(Dataset records)
━━━━━━━━━━━━━━━━━━━━━━━━━━━━━━
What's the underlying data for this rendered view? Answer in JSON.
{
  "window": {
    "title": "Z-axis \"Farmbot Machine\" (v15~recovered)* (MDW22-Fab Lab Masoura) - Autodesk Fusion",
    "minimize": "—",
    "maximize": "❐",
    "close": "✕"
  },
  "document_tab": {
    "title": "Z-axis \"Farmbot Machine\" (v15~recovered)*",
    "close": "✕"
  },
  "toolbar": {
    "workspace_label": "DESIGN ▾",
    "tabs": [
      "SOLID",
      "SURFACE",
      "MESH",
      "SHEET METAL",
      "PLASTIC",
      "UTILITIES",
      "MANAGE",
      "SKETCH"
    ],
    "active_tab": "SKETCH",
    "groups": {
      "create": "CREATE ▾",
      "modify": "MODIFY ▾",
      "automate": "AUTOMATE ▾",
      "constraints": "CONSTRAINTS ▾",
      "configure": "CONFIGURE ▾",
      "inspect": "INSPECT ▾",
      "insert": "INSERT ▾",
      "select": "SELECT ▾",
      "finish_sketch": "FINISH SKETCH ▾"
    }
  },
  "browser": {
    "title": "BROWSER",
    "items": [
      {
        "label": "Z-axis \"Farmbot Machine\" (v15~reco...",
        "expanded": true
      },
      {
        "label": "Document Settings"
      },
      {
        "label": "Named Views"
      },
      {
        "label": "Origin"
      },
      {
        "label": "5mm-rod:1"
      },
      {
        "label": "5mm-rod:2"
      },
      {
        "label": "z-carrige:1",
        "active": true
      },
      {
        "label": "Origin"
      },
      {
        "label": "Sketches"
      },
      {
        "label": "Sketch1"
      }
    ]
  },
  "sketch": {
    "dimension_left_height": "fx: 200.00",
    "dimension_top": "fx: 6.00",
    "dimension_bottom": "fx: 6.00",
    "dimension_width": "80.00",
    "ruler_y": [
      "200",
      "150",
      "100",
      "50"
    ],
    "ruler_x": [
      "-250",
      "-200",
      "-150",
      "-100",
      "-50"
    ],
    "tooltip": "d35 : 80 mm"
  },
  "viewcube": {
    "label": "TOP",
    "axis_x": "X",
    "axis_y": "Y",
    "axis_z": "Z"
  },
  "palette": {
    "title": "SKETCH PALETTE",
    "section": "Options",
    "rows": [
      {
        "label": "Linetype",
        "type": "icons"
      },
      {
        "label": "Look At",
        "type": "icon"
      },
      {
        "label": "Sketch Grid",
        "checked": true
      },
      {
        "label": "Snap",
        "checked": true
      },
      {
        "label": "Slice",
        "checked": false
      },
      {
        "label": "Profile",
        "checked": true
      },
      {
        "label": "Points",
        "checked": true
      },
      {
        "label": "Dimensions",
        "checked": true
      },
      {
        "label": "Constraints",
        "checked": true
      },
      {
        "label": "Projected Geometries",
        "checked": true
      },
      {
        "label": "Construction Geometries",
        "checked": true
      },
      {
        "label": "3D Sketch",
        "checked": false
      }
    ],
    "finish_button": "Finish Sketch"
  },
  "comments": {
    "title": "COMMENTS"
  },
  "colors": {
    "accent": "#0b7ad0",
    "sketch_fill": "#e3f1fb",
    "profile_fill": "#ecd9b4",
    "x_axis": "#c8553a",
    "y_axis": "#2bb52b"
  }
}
━━━━━━━━━━━━━━━━━━━━━━━━━━━━━━
▶ _What the task asks_
Extract the entries above verbatim.

▶ _Written solution_
What's the underlying data for this rendered view? Answer in JSON.
{
  "window": {
    "title": "Z-axis \"Farmbot Machine\" (v15~recovered)* (MDW22-Fab Lab Masoura) - Autodesk Fusion",
    "minimize": "—",
    "maximize": "❐",
    "close": "✕"
  },
  "document_tab": {
    "title": "Z-axis \"Farmbot Machine\" (v15~recovered)*",
    "close": "✕"
  },
  "toolbar": {
    "workspace_label": "DESIGN ▾",
    "tabs": [
      "SOLID",
      "SURFACE",
      "MESH",
      "SHEET METAL",
      "PLASTIC",
      "UTILITIES",
      "MANAGE",
      "SKETCH"
    ],
    "active_tab": "SKETCH",
    "groups": {
      "create": "CREATE ▾",
      "modify": "MODIFY ▾",
      "automate": "AUTOMATE ▾",
      "constraints": "CONSTRAINTS ▾",
      "configure": "CONFIGURE ▾",
      "inspect": "INSPECT ▾",
      "insert": "INSERT ▾",
      "select": "SELECT ▾",
      "finish_sketch": "FINISH SKETCH ▾"
    }
  },
  "browser": {
    "title": "BROWSER",
    "items": [
      {
        "label": "Z-axis \"Farmbot Machine\" (v15~reco...",
        "expanded": true
      },
      {
        "label": "Document Settings"
      },
      {
        "label": "Named Views"
      },
      {
        "label": "Origin"
      },
      {
        "label": "5mm-rod:1"
      },
      {
        "label": "5mm-rod:2"
      },
      {
        "label": "z-carrige:1",
        "active": true
      },
      {
        "label": "Origin"
      },
      {
        "label": "Sketches"
      },
      {
        "label": "Sketch1"
      }
    ]
  },
  "sketch": {
    "dimension_left_height": "fx: 200.00",
    "dimension_top": "fx: 6.00",
    "dimension_bottom": "fx: 6.00",
    "dimension_width": "80.00",
    "ruler_y": [
      "200",
      "150",
      "100",
      "50"
    ],
    "ruler_x": [
      "-250",
      "-200",
      "-150",
      "-100",
      "-50"
    ],
    "tooltip": "d35 : 80 mm"
  },
  "viewcube": {
    "label": "TOP",
    "axis_x": "X",
    "axis_y": "Y",
    "axis_z": "Z"
  },
  "palette": {
    "title": "SKETCH PALETTE",
    "section": "Options",
    "rows": [
      {
        "label": "Linetype",
        "type": "icons"
      },
      {
        "label": "Look At",
        "type": "icon"
      },
      {
        "label": "Sketch Grid",
        "checked": true
      },
      {
        "label": "Snap",
        "checked": true
      },
      {
        "label": "Slice",
        "checked": false
      },
      {
        "label": "Profile",
        "checked": true
      },
      {
        "label": "Points",
        "checked": true
      },
      {
        "label": "Dimensions",
        "checked": true
      },
      {
        "label": "Constraints",
        "checked": true
      },
      {
        "label": "Projected Geometries",
        "checked": true
      },
      {
        "label": "Construction Geometries",
        "checked": true
      },
      {
        "label": "3D Sketch",
        "checked": false
      }
    ],
    "finish_button": "Finish Sketch"
  },
  "comments": {
    "title": "COMMENTS"
  },
  "colors": {
    "accent": "#0b7ad0",
    "sketch_fill": "#e3f1fb",
    "profile_fill": "#ecd9b4",
    "x_axis": "#c8553a",
    "y_axis": "#2bb52b"
  }
}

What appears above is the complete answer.